| What is being asked |
Report every line in the items below that contains the string "card".

----------

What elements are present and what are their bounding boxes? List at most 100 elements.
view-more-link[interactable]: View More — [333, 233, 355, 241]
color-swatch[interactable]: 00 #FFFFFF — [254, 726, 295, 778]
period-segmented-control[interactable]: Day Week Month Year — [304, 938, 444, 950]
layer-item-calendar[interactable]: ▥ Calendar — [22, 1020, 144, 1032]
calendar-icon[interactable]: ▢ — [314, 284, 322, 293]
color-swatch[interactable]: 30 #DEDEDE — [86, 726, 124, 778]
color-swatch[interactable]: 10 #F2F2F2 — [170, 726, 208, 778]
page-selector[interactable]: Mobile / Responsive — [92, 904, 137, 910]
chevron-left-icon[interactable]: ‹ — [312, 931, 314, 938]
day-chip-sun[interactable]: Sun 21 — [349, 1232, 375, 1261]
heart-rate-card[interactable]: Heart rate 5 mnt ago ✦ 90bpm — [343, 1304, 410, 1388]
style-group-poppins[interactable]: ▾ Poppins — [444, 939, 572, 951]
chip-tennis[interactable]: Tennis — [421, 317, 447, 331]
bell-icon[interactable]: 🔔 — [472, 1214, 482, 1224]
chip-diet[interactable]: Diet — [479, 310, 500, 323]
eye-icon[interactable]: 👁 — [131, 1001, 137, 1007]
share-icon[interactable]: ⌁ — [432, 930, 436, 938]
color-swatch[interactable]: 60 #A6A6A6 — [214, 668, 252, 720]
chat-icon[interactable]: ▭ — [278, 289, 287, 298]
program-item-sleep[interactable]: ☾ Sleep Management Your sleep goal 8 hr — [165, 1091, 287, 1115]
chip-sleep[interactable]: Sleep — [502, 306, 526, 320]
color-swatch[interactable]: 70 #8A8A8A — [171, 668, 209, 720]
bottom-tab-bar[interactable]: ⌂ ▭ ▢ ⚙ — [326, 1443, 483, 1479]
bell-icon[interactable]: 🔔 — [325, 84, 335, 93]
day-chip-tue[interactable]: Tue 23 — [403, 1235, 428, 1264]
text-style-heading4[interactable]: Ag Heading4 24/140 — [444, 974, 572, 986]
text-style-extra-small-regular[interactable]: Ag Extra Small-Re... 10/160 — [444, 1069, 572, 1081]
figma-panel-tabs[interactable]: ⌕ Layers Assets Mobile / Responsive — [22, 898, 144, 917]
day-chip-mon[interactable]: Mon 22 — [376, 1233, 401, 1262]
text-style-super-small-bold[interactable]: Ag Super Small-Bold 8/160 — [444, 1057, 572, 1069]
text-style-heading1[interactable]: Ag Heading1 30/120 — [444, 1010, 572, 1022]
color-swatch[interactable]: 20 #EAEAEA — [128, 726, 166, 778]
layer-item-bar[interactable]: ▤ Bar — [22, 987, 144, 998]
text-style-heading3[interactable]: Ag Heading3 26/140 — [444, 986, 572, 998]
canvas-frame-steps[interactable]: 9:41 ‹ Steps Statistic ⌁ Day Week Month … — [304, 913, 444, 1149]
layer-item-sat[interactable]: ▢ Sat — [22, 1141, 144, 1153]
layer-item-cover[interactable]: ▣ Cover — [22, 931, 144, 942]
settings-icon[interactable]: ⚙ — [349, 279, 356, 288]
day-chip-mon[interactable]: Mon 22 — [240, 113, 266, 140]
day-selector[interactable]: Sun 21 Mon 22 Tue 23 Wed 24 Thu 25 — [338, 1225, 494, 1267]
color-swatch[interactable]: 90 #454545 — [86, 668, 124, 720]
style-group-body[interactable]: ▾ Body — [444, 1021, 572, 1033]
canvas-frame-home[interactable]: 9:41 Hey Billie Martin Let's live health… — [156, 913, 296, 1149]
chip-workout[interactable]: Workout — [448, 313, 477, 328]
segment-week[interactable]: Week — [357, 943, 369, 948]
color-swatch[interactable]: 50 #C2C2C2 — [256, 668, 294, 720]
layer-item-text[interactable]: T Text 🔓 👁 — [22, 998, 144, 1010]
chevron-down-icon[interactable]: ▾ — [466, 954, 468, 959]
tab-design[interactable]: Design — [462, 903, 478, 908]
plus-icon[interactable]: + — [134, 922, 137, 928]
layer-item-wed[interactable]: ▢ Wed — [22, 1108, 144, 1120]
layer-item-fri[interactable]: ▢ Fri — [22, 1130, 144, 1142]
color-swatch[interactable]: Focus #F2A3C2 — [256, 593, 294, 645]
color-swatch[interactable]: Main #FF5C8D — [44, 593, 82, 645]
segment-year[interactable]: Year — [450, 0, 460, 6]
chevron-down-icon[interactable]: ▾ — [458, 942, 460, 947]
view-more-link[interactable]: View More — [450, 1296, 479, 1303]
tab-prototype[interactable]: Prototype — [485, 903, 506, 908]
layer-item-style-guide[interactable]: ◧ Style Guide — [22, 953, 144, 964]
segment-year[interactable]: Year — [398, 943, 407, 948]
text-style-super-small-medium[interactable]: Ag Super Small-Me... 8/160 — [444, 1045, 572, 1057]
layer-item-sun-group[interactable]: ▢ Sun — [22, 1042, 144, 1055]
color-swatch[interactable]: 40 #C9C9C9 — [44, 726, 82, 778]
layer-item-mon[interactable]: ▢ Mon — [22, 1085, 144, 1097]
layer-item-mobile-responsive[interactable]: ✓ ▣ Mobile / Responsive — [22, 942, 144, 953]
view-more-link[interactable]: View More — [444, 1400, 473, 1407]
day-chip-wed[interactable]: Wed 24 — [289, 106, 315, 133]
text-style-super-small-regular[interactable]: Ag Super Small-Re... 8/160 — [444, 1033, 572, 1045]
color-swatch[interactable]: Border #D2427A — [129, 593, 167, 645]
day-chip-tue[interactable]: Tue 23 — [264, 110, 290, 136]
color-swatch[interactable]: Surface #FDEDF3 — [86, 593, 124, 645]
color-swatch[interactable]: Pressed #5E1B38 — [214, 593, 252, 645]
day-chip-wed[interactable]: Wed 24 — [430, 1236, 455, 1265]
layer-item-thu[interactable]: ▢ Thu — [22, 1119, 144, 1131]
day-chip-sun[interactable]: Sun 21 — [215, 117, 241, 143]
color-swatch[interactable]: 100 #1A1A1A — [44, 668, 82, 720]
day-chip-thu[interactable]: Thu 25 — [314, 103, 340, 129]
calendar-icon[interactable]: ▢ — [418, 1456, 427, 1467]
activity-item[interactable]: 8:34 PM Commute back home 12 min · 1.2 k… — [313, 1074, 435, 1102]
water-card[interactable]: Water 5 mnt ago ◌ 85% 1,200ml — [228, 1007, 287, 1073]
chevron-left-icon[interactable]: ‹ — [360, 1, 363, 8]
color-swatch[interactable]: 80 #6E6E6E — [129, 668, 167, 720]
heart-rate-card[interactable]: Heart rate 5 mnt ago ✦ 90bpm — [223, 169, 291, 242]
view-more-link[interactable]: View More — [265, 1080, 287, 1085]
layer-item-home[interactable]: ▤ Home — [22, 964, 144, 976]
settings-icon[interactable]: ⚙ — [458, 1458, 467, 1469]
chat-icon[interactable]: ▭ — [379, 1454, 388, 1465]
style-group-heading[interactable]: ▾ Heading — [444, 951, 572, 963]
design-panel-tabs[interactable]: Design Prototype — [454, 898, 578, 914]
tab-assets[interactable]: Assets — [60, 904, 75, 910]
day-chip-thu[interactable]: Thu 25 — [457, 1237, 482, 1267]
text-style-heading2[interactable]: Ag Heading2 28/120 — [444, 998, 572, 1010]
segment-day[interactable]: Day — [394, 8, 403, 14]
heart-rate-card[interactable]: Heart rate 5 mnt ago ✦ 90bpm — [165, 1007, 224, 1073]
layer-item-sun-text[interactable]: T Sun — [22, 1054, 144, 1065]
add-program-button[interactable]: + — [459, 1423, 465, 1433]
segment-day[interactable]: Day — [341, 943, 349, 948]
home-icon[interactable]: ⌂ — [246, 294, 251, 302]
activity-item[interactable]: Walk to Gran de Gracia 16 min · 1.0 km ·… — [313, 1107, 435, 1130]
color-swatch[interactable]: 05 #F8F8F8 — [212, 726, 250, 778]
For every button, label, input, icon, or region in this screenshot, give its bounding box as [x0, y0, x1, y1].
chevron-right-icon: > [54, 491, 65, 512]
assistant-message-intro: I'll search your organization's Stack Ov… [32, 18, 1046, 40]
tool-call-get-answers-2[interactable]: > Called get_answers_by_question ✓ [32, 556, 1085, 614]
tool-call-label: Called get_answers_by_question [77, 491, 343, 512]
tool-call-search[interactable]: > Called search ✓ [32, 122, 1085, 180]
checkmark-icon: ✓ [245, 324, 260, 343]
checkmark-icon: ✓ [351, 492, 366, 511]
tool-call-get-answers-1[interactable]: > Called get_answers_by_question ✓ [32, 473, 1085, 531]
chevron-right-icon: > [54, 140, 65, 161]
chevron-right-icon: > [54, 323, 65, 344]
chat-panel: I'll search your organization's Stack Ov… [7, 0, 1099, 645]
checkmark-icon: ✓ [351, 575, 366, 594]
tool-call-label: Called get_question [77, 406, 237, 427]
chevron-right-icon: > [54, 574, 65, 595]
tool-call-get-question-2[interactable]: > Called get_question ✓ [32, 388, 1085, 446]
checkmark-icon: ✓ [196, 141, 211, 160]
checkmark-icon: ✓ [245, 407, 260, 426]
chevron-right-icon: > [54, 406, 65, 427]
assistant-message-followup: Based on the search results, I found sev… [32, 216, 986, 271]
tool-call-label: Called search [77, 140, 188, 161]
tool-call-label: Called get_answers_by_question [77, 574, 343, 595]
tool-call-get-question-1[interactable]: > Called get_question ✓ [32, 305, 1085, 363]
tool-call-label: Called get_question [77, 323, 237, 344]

----------

| Exercise output |
heart-rate-card[interactable]: Heart rate 5 mnt ago ✦ 90bpm — [343, 1304, 410, 1388]
water-card[interactable]: Water 5 mnt ago ◌ 85% 1,200ml — [228, 1007, 287, 1073]
heart-rate-card[interactable]: Heart rate 5 mnt ago ✦ 90bpm — [223, 169, 291, 242]
heart-rate-card[interactable]: Heart rate 5 mnt ago ✦ 90bpm — [165, 1007, 224, 1073]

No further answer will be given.